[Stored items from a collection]
——
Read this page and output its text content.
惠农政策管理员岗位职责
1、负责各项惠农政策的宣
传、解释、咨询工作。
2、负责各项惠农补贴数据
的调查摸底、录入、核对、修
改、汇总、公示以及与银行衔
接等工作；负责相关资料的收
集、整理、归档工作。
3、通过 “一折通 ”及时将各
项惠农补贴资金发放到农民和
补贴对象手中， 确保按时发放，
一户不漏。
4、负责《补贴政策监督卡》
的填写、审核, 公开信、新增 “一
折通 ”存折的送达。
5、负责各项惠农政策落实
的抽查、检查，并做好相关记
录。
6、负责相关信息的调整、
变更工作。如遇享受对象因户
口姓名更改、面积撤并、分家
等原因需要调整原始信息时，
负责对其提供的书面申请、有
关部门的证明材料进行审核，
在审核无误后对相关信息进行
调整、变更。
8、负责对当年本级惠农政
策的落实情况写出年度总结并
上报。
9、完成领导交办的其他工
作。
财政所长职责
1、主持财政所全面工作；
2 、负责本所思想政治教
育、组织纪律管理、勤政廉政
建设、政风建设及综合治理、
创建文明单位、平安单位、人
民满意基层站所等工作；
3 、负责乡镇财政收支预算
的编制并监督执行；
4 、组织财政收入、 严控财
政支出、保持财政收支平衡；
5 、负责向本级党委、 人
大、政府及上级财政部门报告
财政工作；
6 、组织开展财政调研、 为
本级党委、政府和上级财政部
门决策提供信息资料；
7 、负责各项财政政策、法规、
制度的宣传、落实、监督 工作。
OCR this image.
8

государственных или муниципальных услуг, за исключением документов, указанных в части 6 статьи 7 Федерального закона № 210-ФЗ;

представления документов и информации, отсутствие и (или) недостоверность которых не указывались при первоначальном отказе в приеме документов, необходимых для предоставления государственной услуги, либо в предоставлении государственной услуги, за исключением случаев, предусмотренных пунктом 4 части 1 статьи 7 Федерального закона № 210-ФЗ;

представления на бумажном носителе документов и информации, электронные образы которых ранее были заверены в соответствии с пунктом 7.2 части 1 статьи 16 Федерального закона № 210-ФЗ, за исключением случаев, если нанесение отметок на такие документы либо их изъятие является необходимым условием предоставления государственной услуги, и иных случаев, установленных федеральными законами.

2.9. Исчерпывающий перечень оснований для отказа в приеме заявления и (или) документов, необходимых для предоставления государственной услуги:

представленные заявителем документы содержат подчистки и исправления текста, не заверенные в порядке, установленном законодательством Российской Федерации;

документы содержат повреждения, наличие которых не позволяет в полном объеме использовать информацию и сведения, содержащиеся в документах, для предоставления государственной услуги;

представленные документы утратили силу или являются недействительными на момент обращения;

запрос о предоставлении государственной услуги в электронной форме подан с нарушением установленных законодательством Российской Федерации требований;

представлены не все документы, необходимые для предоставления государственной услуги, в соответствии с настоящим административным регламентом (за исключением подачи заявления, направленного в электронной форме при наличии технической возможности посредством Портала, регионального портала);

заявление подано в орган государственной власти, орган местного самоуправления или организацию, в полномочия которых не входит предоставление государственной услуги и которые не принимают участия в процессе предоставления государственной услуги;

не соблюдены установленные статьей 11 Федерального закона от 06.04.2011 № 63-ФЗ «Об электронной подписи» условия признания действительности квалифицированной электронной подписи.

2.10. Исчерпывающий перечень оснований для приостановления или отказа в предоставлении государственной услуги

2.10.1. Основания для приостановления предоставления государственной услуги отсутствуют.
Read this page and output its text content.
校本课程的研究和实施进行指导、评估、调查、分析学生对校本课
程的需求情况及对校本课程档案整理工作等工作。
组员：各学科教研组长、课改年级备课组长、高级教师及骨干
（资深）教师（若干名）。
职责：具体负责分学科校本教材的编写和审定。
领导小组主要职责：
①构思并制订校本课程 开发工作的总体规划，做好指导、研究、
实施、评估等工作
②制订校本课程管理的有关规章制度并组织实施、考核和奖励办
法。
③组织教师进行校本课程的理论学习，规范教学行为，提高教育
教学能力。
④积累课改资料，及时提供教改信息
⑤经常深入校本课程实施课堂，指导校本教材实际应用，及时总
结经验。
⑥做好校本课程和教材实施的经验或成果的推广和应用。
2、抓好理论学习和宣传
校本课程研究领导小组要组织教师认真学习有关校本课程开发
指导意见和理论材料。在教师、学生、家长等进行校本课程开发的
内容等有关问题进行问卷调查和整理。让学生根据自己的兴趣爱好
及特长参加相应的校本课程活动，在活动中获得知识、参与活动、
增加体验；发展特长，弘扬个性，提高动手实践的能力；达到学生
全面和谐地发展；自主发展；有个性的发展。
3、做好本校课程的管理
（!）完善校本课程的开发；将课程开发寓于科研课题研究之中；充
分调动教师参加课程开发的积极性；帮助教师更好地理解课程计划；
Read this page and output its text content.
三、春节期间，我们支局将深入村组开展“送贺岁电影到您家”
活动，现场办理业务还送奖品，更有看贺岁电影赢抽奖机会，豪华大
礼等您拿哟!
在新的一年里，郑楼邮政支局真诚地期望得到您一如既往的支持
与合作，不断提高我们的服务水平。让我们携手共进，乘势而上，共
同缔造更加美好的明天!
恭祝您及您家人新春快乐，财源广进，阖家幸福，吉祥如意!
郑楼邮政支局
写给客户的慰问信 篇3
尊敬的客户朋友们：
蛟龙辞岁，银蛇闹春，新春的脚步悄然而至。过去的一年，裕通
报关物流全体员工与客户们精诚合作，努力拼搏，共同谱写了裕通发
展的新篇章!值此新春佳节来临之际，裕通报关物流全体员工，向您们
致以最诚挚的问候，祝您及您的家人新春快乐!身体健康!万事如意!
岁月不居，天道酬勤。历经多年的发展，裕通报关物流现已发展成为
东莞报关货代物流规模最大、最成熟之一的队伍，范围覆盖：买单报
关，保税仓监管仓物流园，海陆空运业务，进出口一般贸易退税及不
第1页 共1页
——
(EXERCISE INSTRUCTIONS): Repeat the records above exactly as they appear.

(ANSWER TO THE EXERCISE):
Read this page and output its text content.
惠农政策管理员岗位职责
1、负责各项惠农政策的宣
传、解释、咨询工作。
2、负责各项惠农补贴数据
的调查摸底、录入、核对、修
改、汇总、公示以及与银行衔
接等工作；负责相关资料的收
集、整理、归档工作。
3、通过 “一折通 ”及时将各
项惠农补贴资金发放到农民和
补贴对象手中， 确保按时发放，
一户不漏。
4、负责《补贴政策监督卡》
的填写、审核, 公开信、新增 “一
折通 ”存折的送达。
5、负责各项惠农政策落实
的抽查、检查，并做好相关记
录。
6、负责相关信息的调整、
变更工作。如遇享受对象因户
口姓名更改、面积撤并、分家
等原因需要调整原始信息时，
负责对其提供的书面申请、有
关部门的证明材料进行审核，
在审核无误后对相关信息进行
调整、变更。
8、负责对当年本级惠农政
策的落实情况写出年度总结并
上报。
9、完成领导交办的其他工
作。
财政所长职责
1、主持财政所全面工作；
2 、负责本所思想政治教
育、组织纪律管理、勤政廉政
建设、政风建设及综合治理、
创建文明单位、平安单位、人
民满意基层站所等工作；
3 、负责乡镇财政收支预算
的编制并监督执行；
4 、组织财政收入、 严控财
政支出、保持财政收支平衡；
5 、负责向本级党委、 人
大、政府及上级财政部门报告
财政工作；
6 、组织开展财政调研、 为
本级党委、政府和上级财政部
门决策提供信息资料；
7 、负责各项财政政策、法规、
制度的宣传、落实、监督 工作。
OCR this image.
8

государственных или муниципальных услуг, за исключением документов, указанных в части 6 статьи 7 Федерального закона № 210-ФЗ;

представления документов и информации, отсутствие и (или) недостоверность которых не указывались при первоначальном отказе в приеме документов, необходимых для предоставления государственной услуги, либо в предоставлении государственной услуги, за исключением случаев, предусмотренных пунктом 4 части 1 статьи 7 Федерального закона № 210-ФЗ;

представления на бумажном носителе документов и информации, электронные образы которых ранее были заверены в соответствии с пунктом 7.2 части 1 статьи 16 Федерального закона № 210-ФЗ, за исключением случаев, если нанесение отметок на такие документы либо их изъятие является необходимым условием предоставления государственной услуги, и иных случаев, установленных федеральными законами.

2.9. Исчерпывающий перечень оснований для отказа в приеме заявления и (или) документов, необходимых для предоставления государственной услуги:

представленные заявителем документы содержат подчистки и исправления текста, не заверенные в порядке, установленном законодательством Российской Федерации;

документы содержат повреждения, наличие которых не позволяет в полном объеме использовать информацию и сведения, содержащиеся в документах, для предоставления государственной услуги;

представленные документы утратили силу или являются недействительными на момент обращения;

запрос о предоставлении государственной услуги в электронной форме подан с нарушением установленных законодательством Российской Федерации требований;

представлены не все документы, необходимые для предоставления государственной услуги, в соответствии с настоящим административным регламентом (за исключением подачи заявления, направленного в электронной форме при наличии технической возможности посредством Портала, регионального портала);

заявление подано в орган государственной власти, орган местного самоуправления или организацию, в полномочия которых не входит предоставление государственной услуги и которые не принимают участия в процессе предоставления государственной услуги;

не соблюдены установленные статьей 11 Федерального закона от 06.04.2011 № 63-ФЗ «Об электронной подписи» условия признания действительности квалифицированной электронной подписи.

2.10. Исчерпывающий перечень оснований для приостановления или отказа в предоставлении государственной услуги

2.10.1. Основания для приостановления предоставления государственной услуги отсутствуют.
Read this page and output its text content.
校本课程的研究和实施进行指导、评估、调查、分析学生对校本课
程的需求情况及对校本课程档案整理工作等工作。
组员：各学科教研组长、课改年级备课组长、高级教师及骨干
（资深）教师（若干名）。
职责：具体负责分学科校本教材的编写和审定。
领导小组主要职责：
①构思并制订校本课程 开发工作的总体规划，做好指导、研究、
实施、评估等工作
②制订校本课程管理的有关规章制度并组织实施、考核和奖励办
法。
③组织教师进行校本课程的理论学习，规范教学行为，提高教育
教学能力。
④积累课改资料，及时提供教改信息
⑤经常深入校本课程实施课堂，指导校本教材实际应用，及时总
结经验。
⑥做好校本课程和教材实施的经验或成果的推广和应用。
2、抓好理论学习和宣传
校本课程研究领导小组要组织教师认真学习有关校本课程开发
指导意见和理论材料。在教师、学生、家长等进行校本课程开发的
内容等有关问题进行问卷调查和整理。让学生根据自己的兴趣爱好
及特长参加相应的校本课程活动，在活动中获得知识、参与活动、
增加体验；发展特长，弘扬个性，提高动手实践的能力；达到学生
全面和谐地发展；自主发展；有个性的发展。
3、做好本校课程的管理
（!）完善校本课程的开发；将课程开发寓于科研课题研究之中；充
分调动教师参加课程开发的积极性；帮助教师更好地理解课程计划；
Read this page and output its text content.
三、春节期间，我们支局将深入村组开展“送贺岁电影到您家”
活动，现场办理业务还送奖品，更有看贺岁电影赢抽奖机会，豪华大
礼等您拿哟!
在新的一年里，郑楼邮政支局真诚地期望得到您一如既往的支持
与合作，不断提高我们的服务水平。让我们携手共进，乘势而上，共
同缔造更加美好的明天!
恭祝您及您家人新春快乐，财源广进，阖家幸福，吉祥如意!
郑楼邮政支局
写给客户的慰问信 篇3
尊敬的客户朋友们：
蛟龙辞岁，银蛇闹春，新春的脚步悄然而至。过去的一年，裕通
报关物流全体员工与客户们精诚合作，努力拼搏，共同谱写了裕通发
展的新篇章!值此新春佳节来临之际，裕通报关物流全体员工，向您们
致以最诚挚的问候，祝您及您的家人新春快乐!身体健康!万事如意!
岁月不居，天道酬勤。历经多年的发展，裕通报关物流现已发展成为
东莞报关货代物流规模最大、最成熟之一的队伍，范围覆盖：买单报
关，保税仓监管仓物流园，海陆空运业务，进出口一般贸易退税及不
第1页 共1页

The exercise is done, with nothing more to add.